*What needs to be done*. Wherever the word "Group" appears in the entries, copy the whole line.

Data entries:
####
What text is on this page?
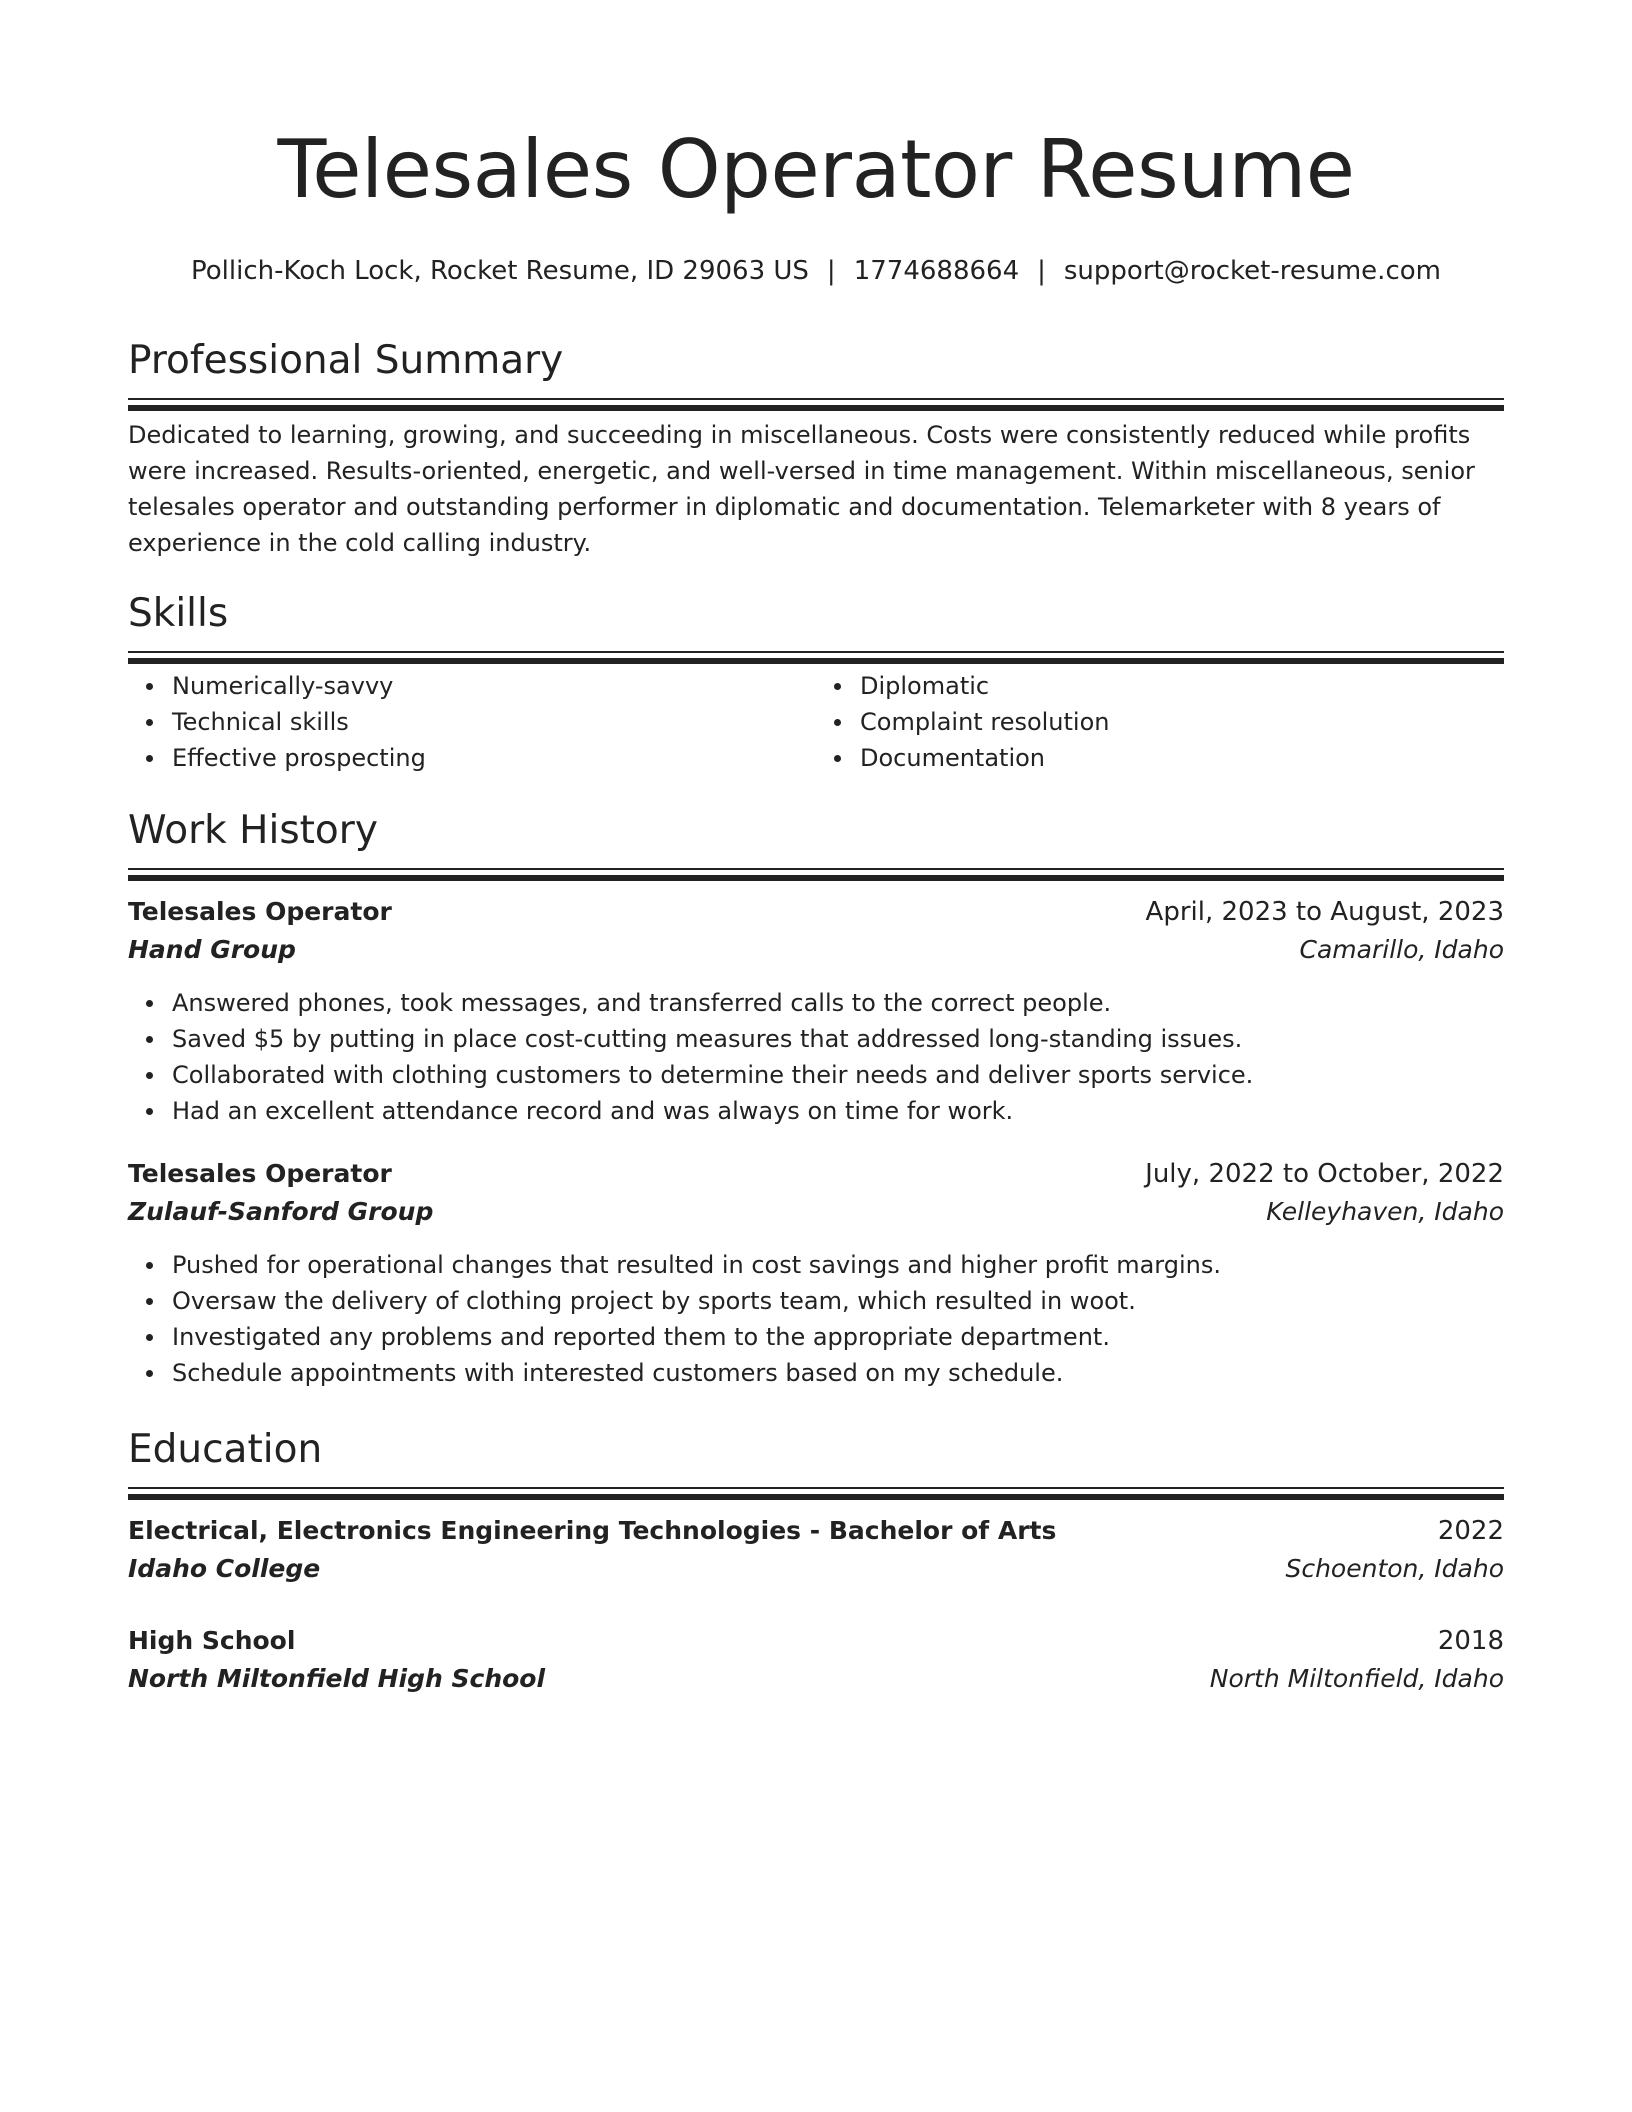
Telesales Operator Resume
Pollich-Koch Lock, Rocket Resume, ID 29063 US | 1774688664 | support@rocket-resume.com
Professional Summary

Dedicated to learning, growing, and succeeding in miscellaneous. Costs were consistently reduced while profits were increased. Results-oriented, energetic, and well-versed in time management. Within miscellaneous, senior telesales operator and outstanding performer in diplomatic and documentation. Telemarketer with 8 years of experience in the cold calling industry.

Skills
Numerically-savvy
Technical skills
Effective prospecting
Diplomatic
Complaint resolution
Documentation
Work History
Telesales Operator	April, 2023 to August, 2023
Hand Group	Camarillo, Idaho
Answered phones, took messages, and transferred calls to the correct people.
Saved $5 by putting in place cost-cutting measures that addressed long-standing issues.
Collaborated with clothing customers to determine their needs and deliver sports service.
Had an excellent attendance record and was always on time for work.
Telesales Operator	July, 2022 to October, 2022
Zulauf-Sanford Group	Kelleyhaven, Idaho
Pushed for operational changes that resulted in cost savings and higher profit margins.
Oversaw the delivery of clothing project by sports team, which resulted in woot.
Investigated any problems and reported them to the appropriate department.
Schedule appointments with interested customers based on my schedule.
Education
Electrical, Electronics Engineering Technologies - Bachelor of Arts	2022
Idaho College	Schoenton, Idaho
High School	2018
North Miltonfield High School	North Miltonfield, Idaho
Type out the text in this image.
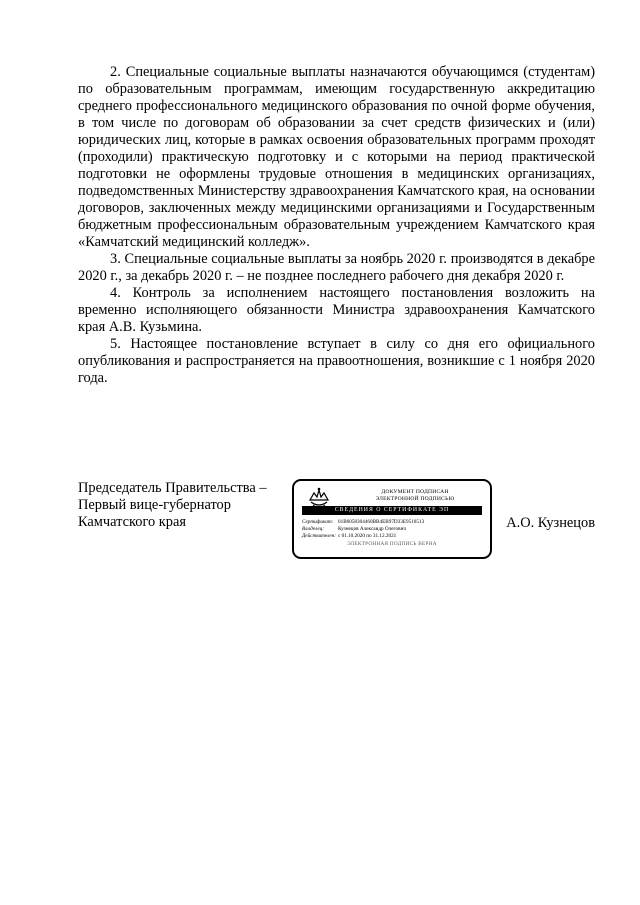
2. Специальные социальные выплаты назначаются обучающимся (студентам) по образовательным программам, имеющим государственную аккредитацию среднего профессионального медицинского образования по очной форме обучения, в том числе по договорам об образовании за счет средств физических и (или) юридических лиц, которые в рамках освоения образовательных программ проходят (проходили) практическую подготовку и с которыми на период практической подготовки не оформлены трудовые отношения в медицинских организациях, подведомственных Министерству здравоохранения Камчатского края, на основании договоров, заключенных между медицинскими организациями и Государственным бюджетным профессиональным образовательным учреждением Камчатского края «Камчатский медицинский колледж».

3. Специальные социальные выплаты за ноябрь 2020 г. производятся в декабре 2020 г., за декабрь 2020 г. – не позднее последнего рабочего дня декабря 2020 г.

4. Контроль за исполнением настоящего постановления возложить на временно исполняющего обязанности Министра здравоохранения Камчатского края А.В. Кузьмина.

5. Настоящее постановление вступает в силу со дня его официального опубликования и распространяется на правоотношения, возникшие с 1 ноября 2020 года.

Председатель Правительства –
Первый вице-губернатор
Камчатского края
ДОКУМЕНТ ПОДПИСАН
ЭЛЕКТРОННОЙ ПОДПИСЬЮ
СВЕДЕНИЯ О СЕРТИФИКАТЕ ЭП
Сертификат: 01B6058304460BB4EB97D33E9510513
Владелец:	Кузнецов Александр Олегович
Действителен: с 01.10.2020 по 31.12.2021
ЭЛЕКТРОННАЯ ПОДПИСЬ ВЕРНА
А.О. Кузнецов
####
*Solution to the problem*.
Hand Group	Camarillo, Idaho
Zulauf-Sanford Group	Kelleyhaven, Idaho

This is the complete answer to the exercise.